■ Stated problem: Can you turn the lines below into a numbered list, dropping any blank lines and leaving the pictures out?

——————

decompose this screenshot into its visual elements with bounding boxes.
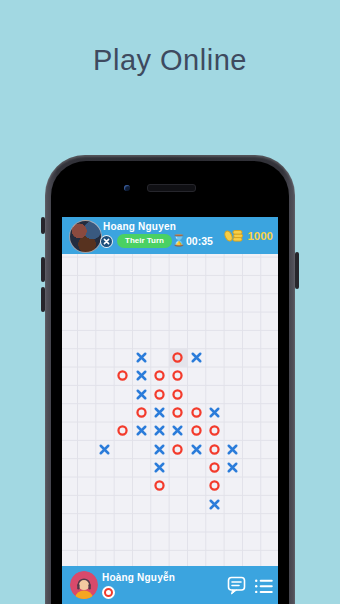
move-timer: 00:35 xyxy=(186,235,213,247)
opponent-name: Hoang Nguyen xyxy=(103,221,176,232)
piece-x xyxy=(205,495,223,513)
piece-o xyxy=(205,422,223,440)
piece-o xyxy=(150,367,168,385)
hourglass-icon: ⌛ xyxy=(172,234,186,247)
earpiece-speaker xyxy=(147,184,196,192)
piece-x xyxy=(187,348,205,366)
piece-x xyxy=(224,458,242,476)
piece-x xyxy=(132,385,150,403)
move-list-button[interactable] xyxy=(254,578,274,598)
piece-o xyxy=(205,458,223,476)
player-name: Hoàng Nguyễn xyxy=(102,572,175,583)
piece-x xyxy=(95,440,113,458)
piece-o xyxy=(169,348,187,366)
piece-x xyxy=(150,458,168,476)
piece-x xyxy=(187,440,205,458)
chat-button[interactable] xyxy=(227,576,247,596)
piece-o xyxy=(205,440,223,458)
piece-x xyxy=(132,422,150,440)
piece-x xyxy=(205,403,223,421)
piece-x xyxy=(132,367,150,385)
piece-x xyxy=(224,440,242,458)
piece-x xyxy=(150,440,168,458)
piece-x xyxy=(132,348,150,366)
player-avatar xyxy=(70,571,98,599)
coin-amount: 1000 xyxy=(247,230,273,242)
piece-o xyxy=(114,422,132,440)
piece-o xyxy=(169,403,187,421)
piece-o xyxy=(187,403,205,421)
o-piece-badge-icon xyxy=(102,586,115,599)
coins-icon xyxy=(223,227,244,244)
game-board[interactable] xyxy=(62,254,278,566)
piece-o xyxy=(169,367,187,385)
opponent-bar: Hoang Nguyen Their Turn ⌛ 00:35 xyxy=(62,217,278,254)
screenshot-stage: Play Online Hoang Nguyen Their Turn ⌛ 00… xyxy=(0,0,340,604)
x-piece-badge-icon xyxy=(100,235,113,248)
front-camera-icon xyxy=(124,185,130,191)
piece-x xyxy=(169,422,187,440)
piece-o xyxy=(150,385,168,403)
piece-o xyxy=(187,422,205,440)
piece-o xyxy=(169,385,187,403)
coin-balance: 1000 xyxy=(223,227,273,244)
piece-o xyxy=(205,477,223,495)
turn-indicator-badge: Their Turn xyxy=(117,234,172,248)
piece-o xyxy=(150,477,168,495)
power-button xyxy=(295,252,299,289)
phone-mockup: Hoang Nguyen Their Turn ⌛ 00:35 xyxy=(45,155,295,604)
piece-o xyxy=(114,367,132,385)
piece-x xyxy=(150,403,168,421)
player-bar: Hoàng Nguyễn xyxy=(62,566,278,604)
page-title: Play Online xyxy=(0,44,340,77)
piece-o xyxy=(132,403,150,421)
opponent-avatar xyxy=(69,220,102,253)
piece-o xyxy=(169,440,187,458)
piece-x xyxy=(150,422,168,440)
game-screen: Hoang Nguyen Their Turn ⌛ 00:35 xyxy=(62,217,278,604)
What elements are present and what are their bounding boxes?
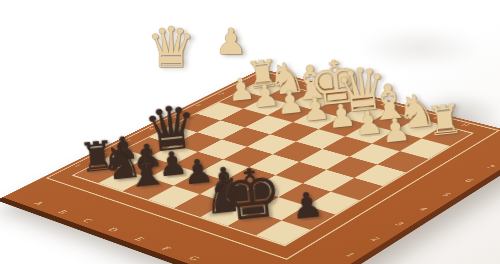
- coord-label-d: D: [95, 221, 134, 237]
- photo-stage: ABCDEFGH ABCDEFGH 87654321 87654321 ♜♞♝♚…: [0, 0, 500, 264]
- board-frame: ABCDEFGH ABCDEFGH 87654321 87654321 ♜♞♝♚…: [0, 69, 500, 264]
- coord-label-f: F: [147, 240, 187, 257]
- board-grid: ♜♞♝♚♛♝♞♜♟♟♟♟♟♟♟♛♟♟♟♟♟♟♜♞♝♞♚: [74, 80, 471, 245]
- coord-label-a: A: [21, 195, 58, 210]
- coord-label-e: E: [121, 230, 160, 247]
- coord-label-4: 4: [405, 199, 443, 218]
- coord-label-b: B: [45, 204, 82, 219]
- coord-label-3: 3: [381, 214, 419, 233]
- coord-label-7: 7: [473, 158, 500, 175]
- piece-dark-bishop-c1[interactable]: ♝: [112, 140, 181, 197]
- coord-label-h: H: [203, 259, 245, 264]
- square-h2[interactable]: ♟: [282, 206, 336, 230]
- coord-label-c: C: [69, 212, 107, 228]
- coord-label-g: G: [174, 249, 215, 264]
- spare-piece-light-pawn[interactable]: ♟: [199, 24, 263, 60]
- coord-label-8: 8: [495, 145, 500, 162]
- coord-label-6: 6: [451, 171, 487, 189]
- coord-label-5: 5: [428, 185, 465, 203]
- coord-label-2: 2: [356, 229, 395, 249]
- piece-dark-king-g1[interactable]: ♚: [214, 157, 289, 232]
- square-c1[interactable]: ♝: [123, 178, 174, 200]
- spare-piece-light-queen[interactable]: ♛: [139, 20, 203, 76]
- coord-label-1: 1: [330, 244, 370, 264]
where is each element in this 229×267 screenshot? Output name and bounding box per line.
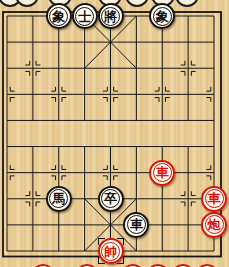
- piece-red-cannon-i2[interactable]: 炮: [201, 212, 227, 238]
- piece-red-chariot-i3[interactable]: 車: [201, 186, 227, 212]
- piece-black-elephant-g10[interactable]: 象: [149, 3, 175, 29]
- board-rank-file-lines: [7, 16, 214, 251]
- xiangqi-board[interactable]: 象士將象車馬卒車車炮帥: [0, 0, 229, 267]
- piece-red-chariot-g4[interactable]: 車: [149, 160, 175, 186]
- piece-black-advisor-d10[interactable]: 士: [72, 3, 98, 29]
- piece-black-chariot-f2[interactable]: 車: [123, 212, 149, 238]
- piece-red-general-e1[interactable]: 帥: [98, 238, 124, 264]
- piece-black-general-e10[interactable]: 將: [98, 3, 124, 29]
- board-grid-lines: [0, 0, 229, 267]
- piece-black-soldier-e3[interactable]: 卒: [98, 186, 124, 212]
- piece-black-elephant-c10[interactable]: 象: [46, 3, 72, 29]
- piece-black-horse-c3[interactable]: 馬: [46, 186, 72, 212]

——————

■ Output for this task:
1. decompose this screenshot into its visual elements with bounding boxes.
2. move-timer: 00:35 xyxy=(186,235,213,247)
3. opponent-name: Hoang Nguyen xyxy=(103,221,176,232)
4. piece-x xyxy=(205,495,223,513)
5. piece-o xyxy=(205,422,223,440)
6. piece-o xyxy=(150,367,168,385)
7. hourglass-icon: ⌛ xyxy=(172,234,186,247)
8. earpiece-speaker xyxy=(147,184,196,192)
9. piece-x xyxy=(187,348,205,366)
10. piece-x xyxy=(224,458,242,476)
11. piece-x xyxy=(132,385,150,403)
12. move-list-button[interactable] xyxy=(254,578,274,598)
13. piece-o xyxy=(205,458,223,476)
14. player-name: Hoàng Nguyễn xyxy=(102,572,175,583)
15. piece-x xyxy=(95,440,113,458)
16. piece-o xyxy=(169,348,187,366)
17. piece-x xyxy=(150,458,168,476)
18. piece-x xyxy=(187,440,205,458)
19. chat-button[interactable] xyxy=(227,576,247,596)
20. piece-o xyxy=(205,440,223,458)
21. piece-x xyxy=(132,422,150,440)
22. piece-x xyxy=(205,403,223,421)
23. piece-x xyxy=(132,367,150,385)
24. piece-x xyxy=(224,440,242,458)
25. piece-x xyxy=(150,440,168,458)
26. piece-x xyxy=(132,348,150,366)
27. player-avatar xyxy=(70,571,98,599)
28. coin-amount: 1000 xyxy=(247,230,273,242)
29. piece-o xyxy=(114,422,132,440)
30. piece-o xyxy=(169,403,187,421)
31. piece-o xyxy=(187,403,205,421)
32. o-piece-badge-icon xyxy=(102,586,115,599)
33. coins-icon xyxy=(223,227,244,244)
34. game-board[interactable] xyxy=(62,254,278,566)
35. piece-o xyxy=(169,367,187,385)
36. opponent-bar: Hoang Nguyen Their Turn ⌛ 00:35 xyxy=(62,217,278,254)
37. screenshot-stage: Play Online Hoang Nguyen Their Turn ⌛ 00… xyxy=(0,0,340,604)
38. x-piece-badge-icon xyxy=(100,235,113,248)
39. front-camera-icon xyxy=(124,185,130,191)
40. piece-x xyxy=(169,422,187,440)
41. piece-o xyxy=(150,385,168,403)
42. piece-o xyxy=(187,422,205,440)
43. piece-o xyxy=(169,385,187,403)
44. coin-balance: 1000 xyxy=(223,227,273,244)
45. piece-o xyxy=(205,477,223,495)
46. turn-indicator-badge: Their Turn xyxy=(117,234,172,248)
47. piece-o xyxy=(150,477,168,495)
48. power-button xyxy=(295,252,299,289)
49. phone-mockup: Hoang Nguyen Their Turn ⌛ 00:35 xyxy=(45,155,295,604)
50. piece-o xyxy=(114,367,132,385)
51. piece-x xyxy=(150,403,168,421)
52. player-bar: Hoàng Nguyễn xyxy=(62,566,278,604)
53. page-title: Play Online xyxy=(0,44,340,77)
54. piece-o xyxy=(132,403,150,421)
55. opponent-avatar xyxy=(69,220,102,253)
56. piece-o xyxy=(169,440,187,458)
57. piece-x xyxy=(150,422,168,440)
58. game-screen: Hoang Nguyen Their Turn ⌛ 00:35 xyxy=(62,217,278,604)
59. What elements are present and what are their bounding boxes?
60. - coord-label-d: D: [95, 221, 134, 237]
61. - photo-stage: ABCDEFGH ABCDEFGH 87654321 87654321 ♜♞♝♚…: [0, 0, 500, 264]
62. - board-frame: ABCDEFGH ABCDEFGH 87654321 87654321 ♜♞♝♚…: [0, 69, 500, 264]
63. - coord-label-f: F: [147, 240, 187, 257]
64. - board-grid: ♜♞♝♚♛♝♞♜♟♟♟♟♟♟♟♛♟♟♟♟♟♟♜♞♝♞♚: [74, 80, 471, 245]
65. - coord-label-a: A: [21, 195, 58, 210]
66. - coord-label-e: E: [121, 230, 160, 247]
67. - coord-label-4: 4: [405, 199, 443, 218]
68. - coord-label-b: B: [45, 204, 82, 219]
69. - coord-label-3: 3: [381, 214, 419, 233]
70. - coord-label-7: 7: [473, 158, 500, 175]
71. - piece-dark-bishop-c1[interactable]: ♝: [112, 140, 181, 197]
72. - coord-label-h: H: [203, 259, 245, 264]
73. - square-h2[interactable]: ♟: [282, 206, 336, 230]
74. - coord-label-c: C: [69, 212, 107, 228]
75. - coord-label-g: G: [174, 249, 215, 264]
76. - spare-piece-light-pawn[interactable]: ♟: [199, 24, 263, 60]
77. - coord-label-8: 8: [495, 145, 500, 162]
78. - coord-label-6: 6: [451, 171, 487, 189]
79. - coord-label-5: 5: [428, 185, 465, 203]
80. - coord-label-2: 2: [356, 229, 395, 249]
81. - piece-dark-king-g1[interactable]: ♚: [214, 157, 289, 232]
82. - square-c1[interactable]: ♝: [123, 178, 174, 200]
83. - spare-piece-light-queen[interactable]: ♛: [139, 20, 203, 76]
84. - coord-label-1: 1: [330, 244, 370, 264]
85. where is each element in this 229×267 screenshot? Output name and bounding box per line.
86. - piece-red-cannon-i2[interactable]: 炮: [201, 212, 227, 238]
87. - piece-red-chariot-i3[interactable]: 車: [201, 186, 227, 212]
88. - piece-black-elephant-g10[interactable]: 象: [149, 3, 175, 29]
89. - board-rank-file-lines: [7, 16, 214, 251]
90. - xiangqi-board[interactable]: 象士將象車馬卒車車炮帥: [0, 0, 229, 267]
91. - piece-red-chariot-g4[interactable]: 車: [149, 160, 175, 186]
92. - piece-black-advisor-d10[interactable]: 士: [72, 3, 98, 29]
93. - piece-black-chariot-f2[interactable]: 車: [123, 212, 149, 238]
94. - piece-red-general-e1[interactable]: 帥: [98, 238, 124, 264]
95. - piece-black-general-e10[interactable]: 將: [98, 3, 124, 29]
96. - board-grid-lines: [0, 0, 229, 267]
97. - piece-black-soldier-e3[interactable]: 卒: [98, 186, 124, 212]
98. - piece-black-elephant-c10[interactable]: 象: [46, 3, 72, 29]
99. - piece-black-horse-c3[interactable]: 馬: [46, 186, 72, 212]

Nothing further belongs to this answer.